** START OF Exercise materials **
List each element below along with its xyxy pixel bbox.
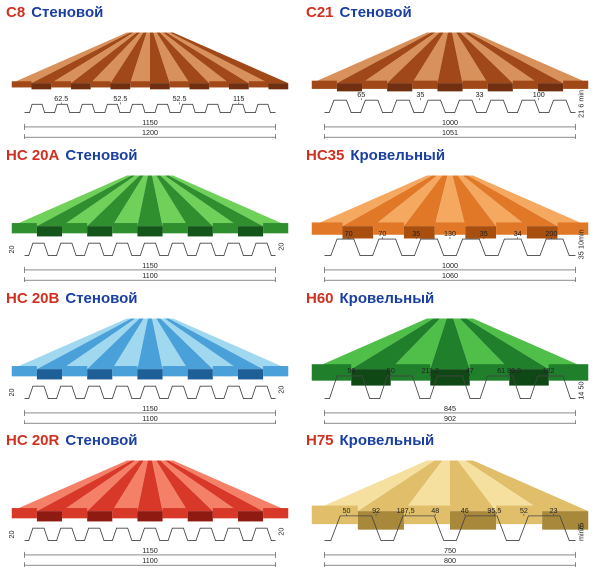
panel-title: С8 Стеновой [6,4,294,21]
panel-С8: С8 Стеновой 62.5 52.5 52.5 115 1150 1200 [0,0,300,143]
svg-text:1100: 1100 [142,556,157,565]
svg-text:845: 845 [444,403,456,412]
svg-text:50: 50 [347,365,355,374]
svg-text:1150: 1150 [142,403,157,412]
svg-text:115: 115 [233,94,244,103]
panel-НС 20В: НС 20В Стеновой 1150 1100 20 20 [0,286,300,429]
svg-text:6 min: 6 min [577,90,586,108]
svg-text:21: 21 [577,110,586,118]
svg-text:1150: 1150 [142,118,157,127]
panel-title: НС 20R Стеновой [6,432,294,449]
panel-illustration: 50 50 211,2 47 61 89.5 122 845 902 50 14 [306,309,594,425]
profile-code: Н60 [306,290,334,307]
panel-Н60: Н60 Кровельный 50 50 211,2 47 61 89.5 122 845 9… [300,286,600,429]
svg-text:200: 200 [545,229,557,238]
svg-text:50: 50 [343,506,351,515]
svg-text:1200: 1200 [142,128,158,137]
svg-text:1051: 1051 [442,128,458,137]
svg-text:1100: 1100 [142,271,157,280]
profile-type: Стеновой [65,432,137,449]
svg-text:902: 902 [444,414,456,423]
svg-text:20: 20 [277,242,286,250]
svg-text:35: 35 [412,229,420,238]
svg-text:100: 100 [533,90,545,99]
profile-type: Кровельный [350,147,445,164]
svg-text:1000: 1000 [442,118,458,127]
panel-title: НС 20В Стеновой [6,290,294,307]
profile-code: С21 [306,4,334,21]
svg-text:52.5: 52.5 [113,94,127,103]
profile-type: Стеновой [65,290,137,307]
profile-code: НС 20А [6,147,59,164]
svg-text:20: 20 [7,388,16,396]
svg-text:46: 46 [461,506,469,515]
svg-text:20: 20 [7,245,16,253]
svg-text:47: 47 [466,365,474,374]
svg-text:35: 35 [416,90,424,99]
svg-text:187,5: 187,5 [397,506,415,515]
svg-text:35: 35 [577,251,586,259]
svg-text:1060: 1060 [442,271,458,280]
svg-text:min6: min6 [577,526,586,542]
panel-title: Н75 Кровельный [306,432,594,449]
svg-text:122: 122 [543,365,555,374]
svg-text:50: 50 [387,365,395,374]
profile-code: НС 20В [6,290,59,307]
svg-text:62.5: 62.5 [54,94,68,103]
svg-text:750: 750 [444,546,456,555]
svg-text:1100: 1100 [142,414,157,423]
svg-text:1150: 1150 [142,546,157,555]
svg-text:1150: 1150 [142,261,157,270]
profile-code: Н75 [306,432,334,449]
panel-illustration: 1150 1100 20 20 [6,309,294,425]
svg-text:14: 14 [577,391,586,399]
panel-title: С21 Стеновой [306,4,594,21]
svg-text:33: 33 [476,90,484,99]
profile-type: Стеновой [340,4,412,21]
panel-НС35: НС35 Кровельный 70 70 35 130 35 34 200 1000 1060… [300,143,600,286]
profile-type: Стеновой [65,147,137,164]
svg-text:20: 20 [277,528,286,536]
svg-text:34: 34 [514,229,522,238]
panel-illustration: 1150 1100 20 20 [6,451,294,567]
profile-type: Стеновой [31,4,103,21]
panel-title: НС35 Кровельный [306,147,594,164]
panel-С21: С21 Стеновой 65 35 33 100 1000 1051 6 min 21 [300,0,600,143]
profile-type: Кровельный [340,290,435,307]
svg-text:70: 70 [378,229,386,238]
panel-illustration: 1150 1100 20 20 [6,166,294,282]
svg-text:130: 130 [444,229,456,238]
profile-type: Кровельный [340,432,435,449]
svg-text:20: 20 [277,385,286,393]
svg-text:48: 48 [431,506,439,515]
svg-text:95,5: 95,5 [487,506,501,515]
svg-text:65: 65 [357,90,365,99]
svg-text:10min: 10min [577,229,586,249]
panel-illustration: 65 35 33 100 1000 1051 6 min 21 [306,23,594,139]
svg-text:52.5: 52.5 [173,94,187,103]
svg-text:61 89.5: 61 89.5 [497,365,521,374]
svg-text:35: 35 [480,229,488,238]
panel-illustration: 5092187,5484695,55223 750 80075min6 [306,451,594,567]
svg-text:20: 20 [7,531,16,539]
panel-grid: С8 Стеновой 62.5 52.5 52.5 115 1150 1200 С21 Ст… [0,0,600,571]
panel-illustration: 70 70 35 130 35 34 200 1000 1060 10min 35 [306,166,594,282]
svg-text:70: 70 [345,229,353,238]
svg-text:23: 23 [550,506,558,515]
svg-text:1000: 1000 [442,261,458,270]
svg-text:92: 92 [372,506,380,515]
profile-code: НС 20R [6,432,59,449]
svg-text:50: 50 [577,381,586,389]
panel-illustration: 62.5 52.5 52.5 115 1150 1200 [6,23,294,139]
panel-title: НС 20А Стеновой [6,147,294,164]
panel-НС 20А: НС 20А Стеновой 1150 1100 20 20 [0,143,300,286]
panel-title: Н60 Кровельный [306,290,594,307]
profile-code: НС35 [306,147,344,164]
svg-text:211,2: 211,2 [422,365,439,374]
profile-code: С8 [6,4,25,21]
panel-Н75: Н75 Кровельный 50 92 187,5 48 46 95,5 52 23 750 8… [300,428,600,571]
svg-text:52: 52 [520,506,528,515]
svg-text:800: 800 [444,556,456,565]
panel-НС 20R: НС 20R Стеновой 1150 1100 20 20 [0,428,300,571]
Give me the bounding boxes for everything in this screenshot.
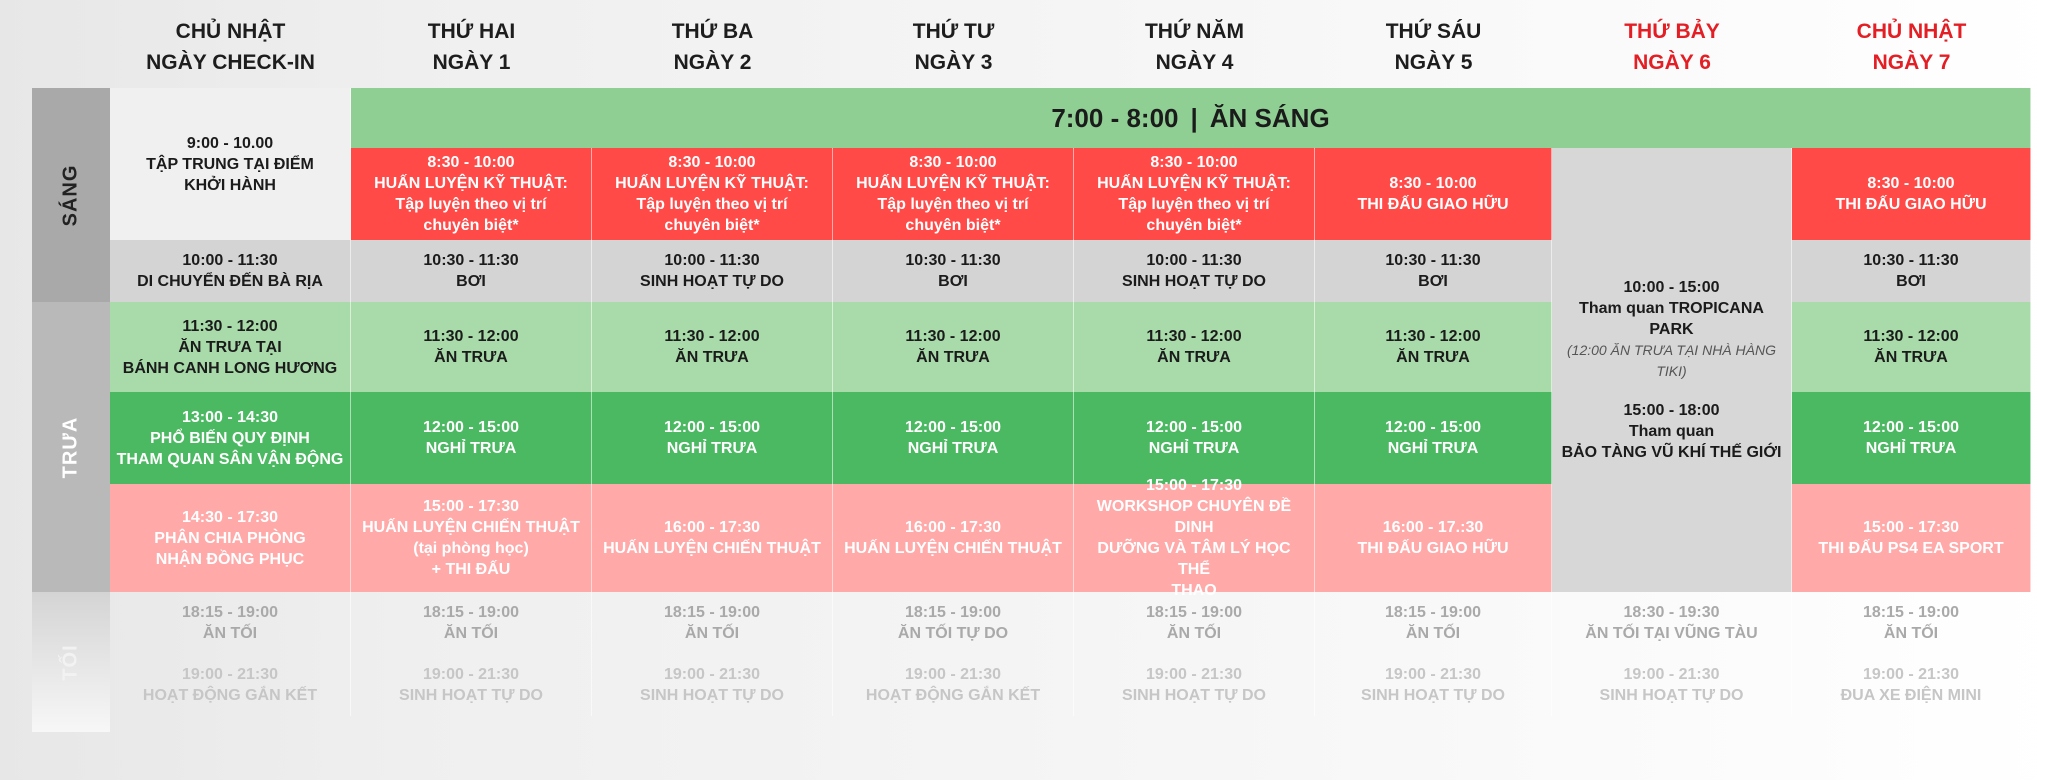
header-day-label: NGÀY CHECK-IN [146, 51, 315, 74]
section-sang: SÁNG [32, 88, 110, 302]
day6-excursion: 10:00 - 15:00 Tham quan TROPICANA PARK (… [1552, 148, 1792, 592]
midmorning-cell: 10:30 - 11:30 BƠI [833, 240, 1074, 302]
breakfast-text: ĂN SÁNG [1209, 102, 1330, 133]
evening-cell: 19:00 - 21:30 HOẠT ĐỘNG GẮN KẾT [110, 654, 351, 716]
checkin-morning: 9:00 - 10.00 TẬP TRUNG TẠI ĐIỂM KHỞI HÀN… [110, 88, 351, 240]
dinner-cell: 18:15 - 19:00 ĂN TỐI [1792, 592, 2031, 654]
rest-cell: 12:00 - 15:00 NGHỈ TRƯA [1315, 392, 1552, 484]
lunch-cell: 11:30 - 12:00 ĂN TRƯA [351, 302, 592, 392]
dinner-cell: 18:30 - 19:30 ĂN TỐI TẠI VŨNG TÀU [1552, 592, 1792, 654]
evening-cell: 19:00 - 21:30 SINH HOẠT TỰ DO [592, 654, 833, 716]
lunch-cell: 11:30 - 12:00 ĂN TRƯA [592, 302, 833, 392]
lunch-cell: 11:30 - 12:00 ĂN TRƯA [833, 302, 1074, 392]
section-toi-label: TỐI [59, 643, 82, 681]
training-cell: 8:30 - 10:00 HUẤN LUYỆN KỸ THUẬT: Tập luyệ… [1074, 148, 1315, 240]
header-day: THỨ NĂM [1144, 20, 1245, 43]
dinner-cell: 18:15 - 19:00 ĂN TỐI TỰ DO [833, 592, 1074, 654]
dinner-cell: 18:15 - 19:00 ĂN TỐI [1315, 592, 1552, 654]
midmorning-cell: 10:30 - 11:30 BƠI [1315, 240, 1552, 302]
checkin-lunch: 11:30 - 12:00 ĂN TRƯA TẠI BÁNH CANH LONG… [110, 302, 351, 392]
header-day-label: NGÀY 1 [432, 51, 511, 74]
header-col-6: THỨ BẢY NGÀY 6 [1552, 14, 1792, 80]
evening-cell: 19:00 - 21:30 SINH HOẠT TỰ DO [351, 654, 592, 716]
dinner-cell: 18:15 - 19:00 ĂN TỐI [110, 592, 351, 654]
day7-rest-cell: 12:00 - 15:00 NGHỈ TRƯA [1792, 392, 2031, 484]
lunch-cell: 11:30 - 12:00 ĂN TRƯA [1315, 302, 1552, 392]
checkin-rooms: 14:30 - 17:30 PHÂN CHIA PHÒNG NHẬN ĐỒNG … [110, 484, 351, 592]
afternoon-cell: 16:00 - 17:30 HUẤN LUYỆN CHIẾN THUẬT [592, 484, 833, 592]
day6-note: (12:00 ĂN TRƯA TẠI NHÀ HÀNG TIKI) [1567, 342, 1776, 379]
header-col-2: THỨ BA NGÀY 2 [592, 14, 833, 80]
rest-cell: 12:00 - 15:00 NGHỈ TRƯA [833, 392, 1074, 484]
header-day-label: NGÀY 6 [1633, 51, 1711, 74]
rest-cell: 12:00 - 15:00 NGHỈ TRƯA [1074, 392, 1315, 484]
evening-cell: 19:00 - 21:30 HOẠT ĐỘNG GẮN KẾT [833, 654, 1074, 716]
header-col-3: THỨ TƯ NGÀY 3 [833, 14, 1074, 80]
header-day: THỨ SÁU [1385, 20, 1482, 43]
training-cell: 8:30 - 10:00 HUẤN LUYỆN KỸ THUẬT: Tập luyệ… [833, 148, 1074, 240]
header-col-7: CHỦ NHẬT NGÀY 7 [1792, 14, 2031, 80]
training-cell: 8:30 - 10:00 HUẤN LUYỆN KỸ THUẬT: Tập luyệ… [351, 148, 592, 240]
dinner-cell: 18:15 - 19:00 ĂN TỐI [351, 592, 592, 654]
dinner-cell: 18:15 - 19:00 ĂN TỐI [592, 592, 833, 654]
section-toi: TỐI [32, 592, 110, 732]
day7-morning-cell: 8:30 - 10:00 THI ĐẤU GIAO HỮU [1792, 148, 2031, 240]
header-day: THỨ HAI [427, 20, 516, 43]
header-day: THỨ TƯ [912, 20, 995, 43]
checkin-move: 10:00 - 11:30 DI CHUYỂN ĐẾN BÀ RỊA [110, 240, 351, 302]
day7-afternoon-cell: 15:00 - 17:30 THI ĐẤU PS4 EA SPORT [1792, 484, 2031, 592]
header-col-1: THỨ HAI NGÀY 1 [351, 14, 592, 80]
header-day-label: NGÀY 7 [1872, 51, 1951, 74]
day7-lunch-cell: 11:30 - 12:00 ĂN TRƯA [1792, 302, 2031, 392]
section-trua: TRƯA [32, 302, 110, 592]
midmorning-cell: 10:00 - 11:30 SINH HOẠT TỰ DO [592, 240, 833, 302]
rest-cell: 12:00 - 15:00 NGHỈ TRƯA [351, 392, 592, 484]
breakfast-sep: | [1190, 102, 1198, 133]
evening-cell: 19:00 - 21:30 SINH HOẠT TỰ DO [1074, 654, 1315, 716]
training-cell: 8:30 - 10:00 THI ĐẤU GIAO HỮU [1315, 148, 1552, 240]
evening-cell: 19:00 - 21:30 SINH HOẠT TỰ DO [1315, 654, 1552, 716]
header-day: THỨ BA [671, 20, 754, 43]
afternoon-cell: 15:00 - 17:30 WORKSHOP CHUYÊN ĐỀ DINH DƯỠN… [1074, 477, 1315, 599]
breakfast-time: 7:00 - 8:00 [1051, 102, 1179, 133]
rest-cell: 12:00 - 15:00 NGHỈ TRƯA [592, 392, 833, 484]
header-day: CHỦ NHẬT [1856, 20, 1967, 43]
header-day-label: NGÀY 5 [1394, 51, 1473, 74]
section-sang-label: SÁNG [59, 164, 82, 226]
training-cell: 8:30 - 10:00 HUẤN LUYỆN KỸ THUẬT: Tập luyệ… [592, 148, 833, 240]
header-day: THỨ BẢY [1624, 20, 1720, 43]
evening-cell: 19:00 - 21:30 ĐUA XE ĐIỆN MINI [1792, 654, 2031, 716]
header-col-0: CHỦ NHẬT NGÀY CHECK-IN [110, 14, 351, 80]
afternoon-cell: 16:00 - 17.:30 THI ĐẤU GIAO HỮU [1315, 484, 1552, 592]
header-day-label: NGÀY 4 [1155, 51, 1234, 74]
header-day: CHỦ NHẬT [175, 20, 286, 43]
breakfast-banner: 7:00 - 8:00 | ĂN SÁNG [351, 88, 2031, 148]
day7-midmorning-cell: 10:30 - 11:30 BƠI [1792, 240, 2031, 302]
lunch-cell: 11:30 - 12:00 ĂN TRƯA [1074, 302, 1315, 392]
header-day-label: NGÀY 3 [914, 51, 993, 74]
section-trua-label: TRƯA [59, 416, 82, 478]
header-col-5: THỨ SÁU NGÀY 5 [1315, 14, 1552, 80]
midmorning-cell: 10:30 - 11:30 BƠI [351, 240, 592, 302]
checkin-rules: 13:00 - 14:30 PHỔ BIẾN QUY ĐỊNH THAM QUA… [110, 392, 351, 484]
evening-cell: 19:00 - 21:30 SINH HOẠT TỰ DO [1552, 654, 1792, 716]
midmorning-cell: 10:00 - 11:30 SINH HOẠT TỰ DO [1074, 240, 1315, 302]
afternoon-cell: 15:00 - 17:30 HUẤN LUYỆN CHIẾN THUẬT (tại … [351, 484, 592, 592]
afternoon-cell: 16:00 - 17:30 HUẤN LUYỆN CHIẾN THUẬT [833, 484, 1074, 592]
header-day-label: NGÀY 2 [673, 51, 752, 74]
header-col-4: THỨ NĂM NGÀY 4 [1074, 14, 1315, 80]
dinner-cell: 18:15 - 19:00 ĂN TỐI [1074, 592, 1315, 654]
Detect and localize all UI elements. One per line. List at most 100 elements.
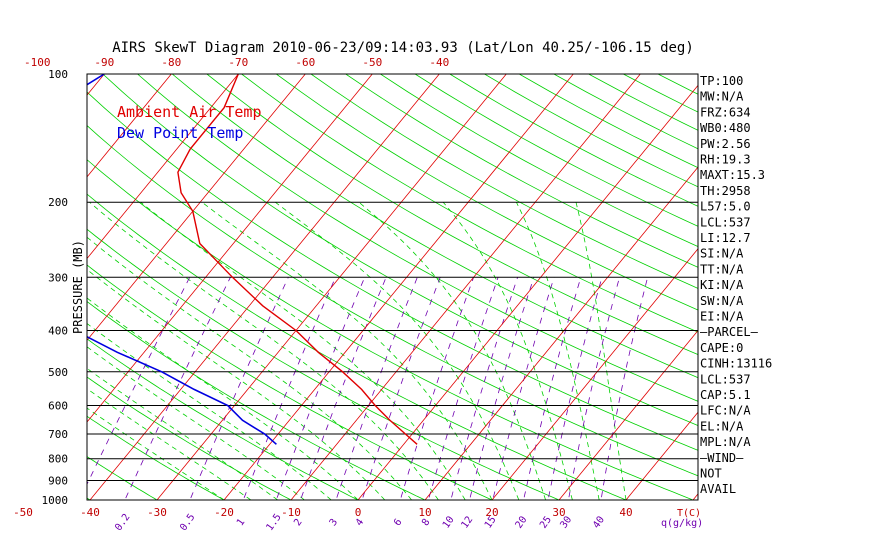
moist-adiabat-line: [87, 388, 252, 500]
isotherm-line: [87, 74, 306, 341]
mixing-ratio-label: 0.2: [113, 512, 132, 533]
index-item: SW:N/A: [700, 294, 744, 308]
index-item: —PARCEL—: [700, 325, 759, 339]
dry-adiabat-line: [87, 228, 561, 500]
moist-adiabat-line: [275, 201, 520, 500]
index-item: EI:N/A: [700, 310, 744, 324]
dry-adiabat-line: [206, 74, 698, 356]
index-item: AVAIL: [700, 482, 736, 496]
mixing-ratio-line: [450, 277, 518, 500]
y-axis-label: PRESSURE (MB): [71, 240, 85, 334]
mixing-ratio-label: 8: [420, 517, 432, 528]
mixing-ratio-line: [547, 277, 603, 500]
dry-adiabat-line: [87, 415, 225, 500]
top-temp-tick-labels: -120-110-100-90-80-70-60-50-40: [24, 56, 449, 69]
isotherm-line: [156, 74, 507, 500]
bottom-temp-tick-label: -50: [13, 506, 33, 519]
isotherm-lines: [0, 74, 870, 500]
pressure-tick-label: 600: [48, 400, 68, 413]
moist-adiabat-line: [442, 201, 573, 500]
pressure-tick-label: 1000: [42, 494, 69, 507]
index-item: KI:N/A: [700, 278, 744, 292]
index-item: CAP:5.1: [700, 388, 751, 402]
dry-adiabat-lines: [87, 74, 698, 500]
isotherm-line: [760, 74, 870, 500]
mixing-ratio-label: 6: [392, 517, 404, 528]
mixing-ratio-line: [523, 277, 582, 500]
dry-adiabat-line: [380, 74, 698, 248]
dry-adiabat-line: [519, 74, 698, 169]
bottom-temp-tick-label: 30: [552, 506, 565, 519]
isotherm-line: [290, 74, 641, 500]
bottom-temp-tick-label: -40: [80, 506, 100, 519]
dry-adiabat-line: [87, 159, 695, 500]
moist-adiabat-line: [87, 346, 305, 500]
index-item: RH:19.3: [700, 153, 751, 167]
moist-adiabat-line: [516, 202, 600, 500]
isobar-lines: [87, 73, 698, 501]
dry-adiabat-line: [87, 301, 426, 500]
index-item: CINH:13116: [700, 357, 772, 371]
index-item: CAPE:0: [700, 341, 743, 355]
bottom-temp-tick-label: 20: [485, 506, 498, 519]
mixing-ratio-line: [567, 277, 620, 500]
mixing-ratio-line: [242, 277, 336, 500]
mixing-ratio-line: [492, 277, 555, 500]
top-temp-tick-label: -40: [429, 56, 449, 69]
dry-adiabat-line: [241, 74, 698, 333]
index-item: TH:2958: [700, 184, 751, 198]
index-item: PW:2.56: [700, 137, 751, 151]
isotherm-line: [357, 84, 698, 500]
dry-adiabat-line: [87, 125, 698, 477]
pressure-tick-label: 800: [48, 453, 68, 466]
isotherm-line: [87, 74, 239, 260]
dry-adiabat-line: [276, 74, 698, 311]
legend-ambient-air-temp: Ambient Air Temp: [117, 103, 262, 121]
mixing-ratio-line: [600, 277, 648, 500]
mixing-ratio-label: 1: [235, 517, 247, 528]
index-item: LI:12.7: [700, 231, 751, 245]
top-temp-tick-label: -50: [362, 56, 382, 69]
mixing-ratio-label: 20: [514, 514, 530, 530]
mixing-ratio-lines: [87, 277, 648, 500]
mixing-unit-label: q(g/kg): [661, 518, 703, 529]
top-temp-tick-label: -90: [94, 56, 114, 69]
mixing-ratio-line: [469, 277, 535, 500]
plot-frame: [86, 73, 699, 501]
mixing-ratio-line: [399, 277, 474, 500]
pressure-tick-label: 300: [48, 271, 68, 284]
chart-title: AIRS SkewT Diagram 2010-06-23/09:14:03.9…: [112, 40, 694, 56]
index-item: LCL:537: [700, 372, 751, 386]
pressure-tick-label: 200: [48, 196, 68, 209]
index-item: TP:100: [700, 74, 743, 88]
isotherm-line: [223, 74, 574, 500]
mixing-ratio-label: 3: [328, 517, 340, 528]
isotherm-line: [0, 74, 37, 500]
dry-adiabat-line: [657, 74, 698, 95]
dry-adiabat-line: [449, 74, 698, 207]
index-item: SI:N/A: [700, 247, 744, 261]
mixing-ratio-line: [335, 277, 418, 500]
index-item: EL:N/A: [700, 419, 744, 433]
isotherm-line: [89, 74, 440, 500]
dry-adiabat-line: [345, 74, 698, 268]
index-item: NOT: [700, 467, 722, 481]
isotherm-line: [491, 248, 698, 500]
dry-adiabat-line: [102, 74, 698, 426]
bottom-temp-tick-label: 10: [418, 506, 431, 519]
bottom-temp-tick-label: -20: [214, 506, 234, 519]
moist-adiabat-line: [87, 367, 278, 500]
bottom-temp-tick-label: 0: [355, 506, 362, 519]
index-item: —WIND—: [700, 451, 744, 465]
pressure-tick-labels: 100 200 300 400 500 600 700 800 900 1000: [42, 68, 69, 507]
legend-dew-point-temp: Dew Point Temp: [117, 124, 243, 142]
mixing-ratio-label: 12: [459, 514, 475, 530]
top-temp-tick-label: -60: [295, 56, 315, 69]
dry-adiabat-line: [171, 74, 698, 379]
pressure-tick-label: 400: [48, 325, 68, 338]
temp-unit-label: T(C): [677, 508, 701, 519]
index-item: MW:N/A: [700, 90, 744, 104]
mixing-ratio-line: [275, 277, 366, 500]
index-item: FRZ:634: [700, 105, 751, 119]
** END OF Exercise materials **
**Written exercise**
Rewrite everything above from the line containing "moist-adiabat-line: [87, 388, 252, 500]" down to the line containing "mixing-ratio-label: 8: [420, 517, 432, 528]" as a numbered list, and drop any blank lines.

**Response for this exercise**
1. moist-adiabat-line: [87, 388, 252, 500]
2. isotherm-line: [87, 74, 306, 341]
3. mixing-ratio-label: 0.2: [113, 512, 132, 533]
4. index-item: SW:N/A: [700, 294, 744, 308]
5. index-item: —PARCEL—: [700, 325, 759, 339]
6. dry-adiabat-line: [87, 228, 561, 500]
7. moist-adiabat-line: [275, 201, 520, 500]
8. index-item: EI:N/A: [700, 310, 744, 324]
9. dry-adiabat-line: [206, 74, 698, 356]
10. index-item: AVAIL: [700, 482, 736, 496]
11. mixing-ratio-line: [450, 277, 518, 500]
12. y-axis-label: PRESSURE (MB): [71, 240, 85, 334]
13. mixing-ratio-label: 8: [420, 517, 432, 528]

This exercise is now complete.